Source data
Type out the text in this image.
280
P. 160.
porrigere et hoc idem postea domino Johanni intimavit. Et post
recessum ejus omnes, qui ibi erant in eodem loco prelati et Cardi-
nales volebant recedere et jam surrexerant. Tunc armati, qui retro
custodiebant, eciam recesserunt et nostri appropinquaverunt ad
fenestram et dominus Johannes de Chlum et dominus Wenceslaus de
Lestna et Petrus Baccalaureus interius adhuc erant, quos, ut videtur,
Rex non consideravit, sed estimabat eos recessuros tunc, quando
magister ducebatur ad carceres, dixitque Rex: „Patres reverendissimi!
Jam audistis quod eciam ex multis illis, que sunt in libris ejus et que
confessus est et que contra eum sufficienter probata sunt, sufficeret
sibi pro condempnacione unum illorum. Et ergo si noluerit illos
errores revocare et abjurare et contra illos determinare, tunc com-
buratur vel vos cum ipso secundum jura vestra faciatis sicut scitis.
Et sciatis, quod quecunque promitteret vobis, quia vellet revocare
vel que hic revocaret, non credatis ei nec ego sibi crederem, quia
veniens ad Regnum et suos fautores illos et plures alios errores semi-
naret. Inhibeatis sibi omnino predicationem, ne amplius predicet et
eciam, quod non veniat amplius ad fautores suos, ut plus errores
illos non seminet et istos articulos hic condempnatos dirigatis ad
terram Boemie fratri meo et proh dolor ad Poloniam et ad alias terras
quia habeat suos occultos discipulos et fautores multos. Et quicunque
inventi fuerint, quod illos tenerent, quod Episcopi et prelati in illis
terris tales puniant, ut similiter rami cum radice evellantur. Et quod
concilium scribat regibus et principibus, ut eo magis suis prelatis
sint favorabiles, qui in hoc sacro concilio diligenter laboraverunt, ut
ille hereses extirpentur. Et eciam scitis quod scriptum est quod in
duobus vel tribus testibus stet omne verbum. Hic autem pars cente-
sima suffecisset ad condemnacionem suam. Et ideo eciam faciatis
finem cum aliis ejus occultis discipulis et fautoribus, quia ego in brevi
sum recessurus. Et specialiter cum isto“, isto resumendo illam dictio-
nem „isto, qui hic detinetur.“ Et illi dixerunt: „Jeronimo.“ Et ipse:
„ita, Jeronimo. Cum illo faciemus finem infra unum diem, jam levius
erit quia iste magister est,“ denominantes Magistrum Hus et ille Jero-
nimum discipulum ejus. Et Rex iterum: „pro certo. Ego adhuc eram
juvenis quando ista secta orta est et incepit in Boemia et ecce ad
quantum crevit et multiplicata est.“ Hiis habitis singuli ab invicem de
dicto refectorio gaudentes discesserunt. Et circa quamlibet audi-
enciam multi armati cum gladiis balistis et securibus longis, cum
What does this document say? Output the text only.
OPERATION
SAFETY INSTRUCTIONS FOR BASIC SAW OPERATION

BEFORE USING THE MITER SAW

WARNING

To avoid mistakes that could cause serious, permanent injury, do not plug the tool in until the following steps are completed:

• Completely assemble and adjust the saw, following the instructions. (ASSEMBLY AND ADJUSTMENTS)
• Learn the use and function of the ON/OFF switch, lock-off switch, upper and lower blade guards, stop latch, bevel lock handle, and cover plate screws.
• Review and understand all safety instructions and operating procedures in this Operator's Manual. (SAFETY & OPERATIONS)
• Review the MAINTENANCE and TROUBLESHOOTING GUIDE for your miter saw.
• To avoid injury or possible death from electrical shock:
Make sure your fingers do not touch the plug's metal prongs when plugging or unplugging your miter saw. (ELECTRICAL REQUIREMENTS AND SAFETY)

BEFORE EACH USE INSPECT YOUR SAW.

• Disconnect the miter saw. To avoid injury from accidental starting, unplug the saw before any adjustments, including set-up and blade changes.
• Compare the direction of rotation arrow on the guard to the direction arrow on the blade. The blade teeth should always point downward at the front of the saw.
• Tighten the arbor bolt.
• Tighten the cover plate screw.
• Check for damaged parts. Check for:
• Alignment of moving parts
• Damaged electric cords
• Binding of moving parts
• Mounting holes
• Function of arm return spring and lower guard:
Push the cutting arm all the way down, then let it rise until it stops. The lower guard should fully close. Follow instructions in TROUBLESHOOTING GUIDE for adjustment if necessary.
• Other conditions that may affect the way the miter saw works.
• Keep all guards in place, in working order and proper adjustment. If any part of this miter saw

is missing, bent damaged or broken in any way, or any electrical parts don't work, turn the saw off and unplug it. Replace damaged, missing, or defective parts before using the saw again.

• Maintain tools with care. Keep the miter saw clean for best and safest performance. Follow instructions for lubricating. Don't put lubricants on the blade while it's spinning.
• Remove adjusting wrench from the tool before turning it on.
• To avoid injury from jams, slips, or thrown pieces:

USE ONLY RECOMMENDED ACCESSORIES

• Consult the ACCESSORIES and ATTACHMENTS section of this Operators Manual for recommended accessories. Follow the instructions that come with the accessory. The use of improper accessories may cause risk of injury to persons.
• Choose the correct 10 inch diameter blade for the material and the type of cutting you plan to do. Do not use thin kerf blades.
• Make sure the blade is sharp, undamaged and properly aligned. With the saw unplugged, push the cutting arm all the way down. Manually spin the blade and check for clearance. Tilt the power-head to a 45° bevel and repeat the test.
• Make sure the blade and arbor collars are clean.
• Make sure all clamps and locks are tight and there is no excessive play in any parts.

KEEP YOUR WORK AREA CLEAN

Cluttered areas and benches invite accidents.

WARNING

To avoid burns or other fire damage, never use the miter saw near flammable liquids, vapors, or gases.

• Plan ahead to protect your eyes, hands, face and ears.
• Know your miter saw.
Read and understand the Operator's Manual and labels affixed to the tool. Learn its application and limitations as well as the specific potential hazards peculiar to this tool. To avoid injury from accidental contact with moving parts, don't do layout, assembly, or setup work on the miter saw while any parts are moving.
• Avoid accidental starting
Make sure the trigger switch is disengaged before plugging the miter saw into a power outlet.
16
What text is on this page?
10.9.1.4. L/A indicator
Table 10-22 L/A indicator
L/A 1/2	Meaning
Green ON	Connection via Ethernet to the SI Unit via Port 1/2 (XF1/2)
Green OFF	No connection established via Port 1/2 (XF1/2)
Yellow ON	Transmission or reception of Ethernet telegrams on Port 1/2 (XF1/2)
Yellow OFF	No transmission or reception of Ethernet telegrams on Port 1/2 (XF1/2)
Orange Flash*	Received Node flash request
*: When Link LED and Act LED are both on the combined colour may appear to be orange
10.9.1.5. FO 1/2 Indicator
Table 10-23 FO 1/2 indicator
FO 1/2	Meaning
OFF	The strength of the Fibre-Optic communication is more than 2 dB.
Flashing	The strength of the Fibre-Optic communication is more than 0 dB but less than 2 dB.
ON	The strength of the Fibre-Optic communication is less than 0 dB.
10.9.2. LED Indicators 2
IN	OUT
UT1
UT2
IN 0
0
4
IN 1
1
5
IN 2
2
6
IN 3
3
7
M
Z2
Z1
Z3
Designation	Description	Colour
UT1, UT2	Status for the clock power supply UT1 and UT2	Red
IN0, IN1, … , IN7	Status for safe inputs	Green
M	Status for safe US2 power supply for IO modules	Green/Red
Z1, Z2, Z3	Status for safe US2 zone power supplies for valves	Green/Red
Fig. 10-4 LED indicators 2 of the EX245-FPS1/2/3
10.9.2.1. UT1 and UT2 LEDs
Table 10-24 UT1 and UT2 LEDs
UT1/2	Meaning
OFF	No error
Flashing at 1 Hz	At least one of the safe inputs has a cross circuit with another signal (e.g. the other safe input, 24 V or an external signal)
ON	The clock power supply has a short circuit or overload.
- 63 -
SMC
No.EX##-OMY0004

WHAT YOU ARE ASKED TO DO -
Reproduce, exactly and with nothing added, the lines from the one that includes "What text is on this page?" through the last line of the material.

RESULT OF THIS EXERCISE -
What text is on this page?
10.9.1.4. L/A indicator
Table 10-22 L/A indicator
L/A 1/2	Meaning
Green ON	Connection via Ethernet to the SI Unit via Port 1/2 (XF1/2)
Green OFF	No connection established via Port 1/2 (XF1/2)
Yellow ON	Transmission or reception of Ethernet telegrams on Port 1/2 (XF1/2)
Yellow OFF	No transmission or reception of Ethernet telegrams on Port 1/2 (XF1/2)
Orange Flash*	Received Node flash request
*: When Link LED and Act LED are both on the combined colour may appear to be orange
10.9.1.5. FO 1/2 Indicator
Table 10-23 FO 1/2 indicator
FO 1/2	Meaning
OFF	The strength of the Fibre-Optic communication is more than 2 dB.
Flashing	The strength of the Fibre-Optic communication is more than 0 dB but less than 2 dB.
ON	The strength of the Fibre-Optic communication is less than 0 dB.
10.9.2. LED Indicators 2
IN	OUT
UT1
UT2
IN 0
0
4
IN 1
1
5
IN 2
2
6
IN 3
3
7
M
Z2
Z1
Z3
Designation	Description	Colour
UT1, UT2	Status for the clock power supply UT1 and UT2	Red
IN0, IN1, … , IN7	Status for safe inputs	Green
M	Status for safe US2 power supply for IO modules	Green/Red
Z1, Z2, Z3	Status for safe US2 zone power supplies for valves	Green/Red
Fig. 10-4 LED indicators 2 of the EX245-FPS1/2/3
10.9.2.1. UT1 and UT2 LEDs
Table 10-24 UT1 and UT2 LEDs
UT1/2	Meaning
OFF	No error
Flashing at 1 Hz	At least one of the safe inputs has a cross circuit with another signal (e.g. the other safe input, 24 V or an external signal)
ON	The clock power supply has a short circuit or overload.
- 63 -
SMC
No.EX##-OMY0004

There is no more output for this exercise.